** Directive **
Rename "coastline-fragment" to "shoreline-fragment" in the lines from the start of the data through the line containing "sun-direction-line <box>167 233 248 265</box>", inclusive, and give those lines back with nothing else changed.
┌────────
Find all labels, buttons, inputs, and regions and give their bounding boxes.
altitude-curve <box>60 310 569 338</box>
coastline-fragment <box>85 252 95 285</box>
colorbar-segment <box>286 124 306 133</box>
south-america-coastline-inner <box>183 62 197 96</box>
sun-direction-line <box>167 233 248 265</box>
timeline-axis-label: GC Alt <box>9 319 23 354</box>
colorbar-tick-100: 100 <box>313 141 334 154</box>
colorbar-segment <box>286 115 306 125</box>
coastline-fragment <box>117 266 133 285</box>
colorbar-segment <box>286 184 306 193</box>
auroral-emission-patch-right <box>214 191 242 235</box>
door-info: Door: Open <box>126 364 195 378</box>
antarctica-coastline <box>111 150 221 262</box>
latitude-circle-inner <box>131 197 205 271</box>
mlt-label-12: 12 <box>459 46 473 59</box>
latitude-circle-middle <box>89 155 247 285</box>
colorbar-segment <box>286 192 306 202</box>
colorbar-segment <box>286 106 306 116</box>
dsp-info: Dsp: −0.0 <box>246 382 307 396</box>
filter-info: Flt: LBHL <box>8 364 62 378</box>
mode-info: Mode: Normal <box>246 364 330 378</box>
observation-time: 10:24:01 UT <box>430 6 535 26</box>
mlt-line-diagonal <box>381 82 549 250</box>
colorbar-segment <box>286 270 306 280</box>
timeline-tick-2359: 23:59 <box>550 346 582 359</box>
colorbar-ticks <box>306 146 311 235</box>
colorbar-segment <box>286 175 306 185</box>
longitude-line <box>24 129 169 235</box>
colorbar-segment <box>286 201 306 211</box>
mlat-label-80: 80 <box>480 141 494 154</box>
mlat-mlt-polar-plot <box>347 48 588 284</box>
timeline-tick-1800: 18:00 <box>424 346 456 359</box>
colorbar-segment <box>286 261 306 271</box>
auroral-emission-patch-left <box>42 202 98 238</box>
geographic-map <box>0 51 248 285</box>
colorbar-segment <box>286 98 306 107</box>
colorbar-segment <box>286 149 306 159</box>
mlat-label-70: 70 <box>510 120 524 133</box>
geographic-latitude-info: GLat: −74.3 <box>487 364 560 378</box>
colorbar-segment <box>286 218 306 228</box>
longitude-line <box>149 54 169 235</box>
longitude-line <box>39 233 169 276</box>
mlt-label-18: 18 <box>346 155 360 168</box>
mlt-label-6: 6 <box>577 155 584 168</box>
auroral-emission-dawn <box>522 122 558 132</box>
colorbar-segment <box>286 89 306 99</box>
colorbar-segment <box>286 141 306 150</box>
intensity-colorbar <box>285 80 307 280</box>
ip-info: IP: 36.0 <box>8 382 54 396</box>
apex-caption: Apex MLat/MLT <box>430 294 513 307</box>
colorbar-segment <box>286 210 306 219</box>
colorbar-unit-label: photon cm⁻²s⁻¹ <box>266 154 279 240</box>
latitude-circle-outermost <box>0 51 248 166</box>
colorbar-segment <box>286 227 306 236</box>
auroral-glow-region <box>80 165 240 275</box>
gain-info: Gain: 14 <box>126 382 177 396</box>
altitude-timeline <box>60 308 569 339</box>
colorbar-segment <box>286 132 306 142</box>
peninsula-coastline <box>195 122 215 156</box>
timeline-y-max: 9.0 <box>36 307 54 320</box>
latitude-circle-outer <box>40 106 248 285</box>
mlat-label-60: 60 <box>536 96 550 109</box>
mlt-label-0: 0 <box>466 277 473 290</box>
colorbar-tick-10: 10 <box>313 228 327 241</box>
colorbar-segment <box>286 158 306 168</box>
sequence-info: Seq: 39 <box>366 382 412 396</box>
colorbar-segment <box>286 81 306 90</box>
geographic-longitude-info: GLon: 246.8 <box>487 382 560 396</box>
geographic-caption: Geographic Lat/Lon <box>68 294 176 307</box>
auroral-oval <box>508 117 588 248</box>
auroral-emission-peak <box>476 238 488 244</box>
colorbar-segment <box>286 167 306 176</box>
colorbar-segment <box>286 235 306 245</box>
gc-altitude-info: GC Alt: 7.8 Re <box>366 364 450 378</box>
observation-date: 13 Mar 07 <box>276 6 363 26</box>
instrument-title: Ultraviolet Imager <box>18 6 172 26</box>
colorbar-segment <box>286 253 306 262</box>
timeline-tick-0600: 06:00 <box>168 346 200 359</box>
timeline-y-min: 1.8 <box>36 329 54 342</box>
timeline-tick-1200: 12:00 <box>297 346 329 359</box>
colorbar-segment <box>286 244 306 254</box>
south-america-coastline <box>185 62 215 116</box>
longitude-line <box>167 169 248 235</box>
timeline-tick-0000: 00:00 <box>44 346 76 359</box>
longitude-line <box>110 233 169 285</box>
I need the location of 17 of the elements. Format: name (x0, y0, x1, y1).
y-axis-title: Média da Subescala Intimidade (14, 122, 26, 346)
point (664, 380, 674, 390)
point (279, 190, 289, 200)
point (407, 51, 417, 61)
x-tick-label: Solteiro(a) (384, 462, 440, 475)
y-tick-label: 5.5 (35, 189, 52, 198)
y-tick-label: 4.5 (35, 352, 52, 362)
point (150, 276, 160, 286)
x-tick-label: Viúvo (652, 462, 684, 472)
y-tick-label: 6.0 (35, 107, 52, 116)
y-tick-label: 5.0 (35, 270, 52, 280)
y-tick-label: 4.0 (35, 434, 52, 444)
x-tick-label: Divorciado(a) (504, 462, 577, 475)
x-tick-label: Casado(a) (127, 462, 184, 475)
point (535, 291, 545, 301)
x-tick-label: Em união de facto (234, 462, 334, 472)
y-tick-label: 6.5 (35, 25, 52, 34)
└────────
** Reply to the task **
Find all labels, buttons, inputs, and regions and give their bounding boxes.
altitude-curve <box>60 310 569 338</box>
shoreline-fragment <box>85 252 95 285</box>
colorbar-segment <box>286 124 306 133</box>
south-america-coastline-inner <box>183 62 197 96</box>
sun-direction-line <box>167 233 248 265</box>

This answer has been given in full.